## TASK TO CARRY OUT
Write every entry out again exactly, please, and skip the pictures.

Items from a figure collection
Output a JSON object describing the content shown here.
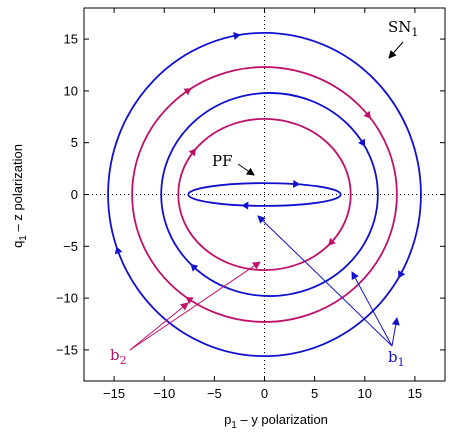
{
  "chart_data": {
    "type": "line",
    "xlabel": "p",
    "xlabel_sub": "1",
    "xlabel_rest": " – y polarization",
    "ylabel": "q",
    "ylabel_sub": "1",
    "ylabel_rest": " – z polarization",
    "xlim": [
      -18,
      18
    ],
    "ylim": [
      -18,
      18
    ],
    "xticks": [
      -15,
      -10,
      -5,
      0,
      5,
      10,
      15
    ],
    "yticks": [
      -15,
      -10,
      -5,
      0,
      5,
      10,
      15
    ],
    "xtick_labels": [
      "−15",
      "−10",
      "−5",
      "0",
      "5",
      "10",
      "15"
    ],
    "ytick_labels": [
      "−15",
      "−10",
      "−5",
      "0",
      "5",
      "10",
      "15"
    ],
    "zero_lines": "dotted",
    "colors": {
      "b1": "#1010d0",
      "b2": "#c0106a",
      "text": "#000000"
    },
    "series": [
      {
        "group": "b1",
        "cx": 0,
        "cy": 0,
        "rx": 15.6,
        "ry": 15.6
      },
      {
        "group": "b1",
        "cx": 0.5,
        "cy": 0,
        "rx": 10.8,
        "ry": 9.8
      },
      {
        "group": "b1",
        "cx": 0,
        "cy": 0,
        "rx": 7.6,
        "ry": 1.1
      },
      {
        "group": "b2",
        "cx": 0,
        "cy": 0,
        "rx": 13.2,
        "ry": 12.3
      },
      {
        "group": "b2",
        "cx": 0,
        "cy": 0,
        "rx": 8.6,
        "ry": 7.3
      }
    ],
    "annotations": {
      "sn1": {
        "main": "SN",
        "sub": "1"
      },
      "pf": {
        "main": "PF"
      },
      "b1": {
        "main": "b",
        "sub": "1"
      },
      "b2": {
        "main": "b",
        "sub": "2"
      }
    }
  }
}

## REPLY
Output a JSON object describing the content shown here.
{
  "chart_data": {
    "type": "line",
    "xlabel": "p",
    "xlabel_sub": "1",
    "xlabel_rest": " – y polarization",
    "ylabel": "q",
    "ylabel_sub": "1",
    "ylabel_rest": " – z polarization",
    "xlim": [
      -18,
      18
    ],
    "ylim": [
      -18,
      18
    ],
    "xticks": [
      -15,
      -10,
      -5,
      0,
      5,
      10,
      15
    ],
    "yticks": [
      -15,
      -10,
      -5,
      0,
      5,
      10,
      15
    ],
    "xtick_labels": [
      "−15",
      "−10",
      "−5",
      "0",
      "5",
      "10",
      "15"
    ],
    "ytick_labels": [
      "−15",
      "−10",
      "−5",
      "0",
      "5",
      "10",
      "15"
    ],
    "zero_lines": "dotted",
    "colors": {
      "b1": "#1010d0",
      "b2": "#c0106a",
      "text": "#000000"
    },
    "series": [
      {
        "group": "b1",
        "cx": 0,
        "cy": 0,
        "rx": 15.6,
        "ry": 15.6
      },
      {
        "group": "b1",
        "cx": 0.5,
        "cy": 0,
        "rx": 10.8,
        "ry": 9.8
      },
      {
        "group": "b1",
        "cx": 0,
        "cy": 0,
        "rx": 7.6,
        "ry": 1.1
      },
      {
        "group": "b2",
        "cx": 0,
        "cy": 0,
        "rx": 13.2,
        "ry": 12.3
      },
      {
        "group": "b2",
        "cx": 0,
        "cy": 0,
        "rx": 8.6,
        "ry": 7.3
      }
    ],
    "annotations": {
      "sn1": {
        "main": "SN",
        "sub": "1"
      },
      "pf": {
        "main": "PF"
      },
      "b1": {
        "main": "b",
        "sub": "1"
      },
      "b2": {
        "main": "b",
        "sub": "2"
      }
    }
  }
}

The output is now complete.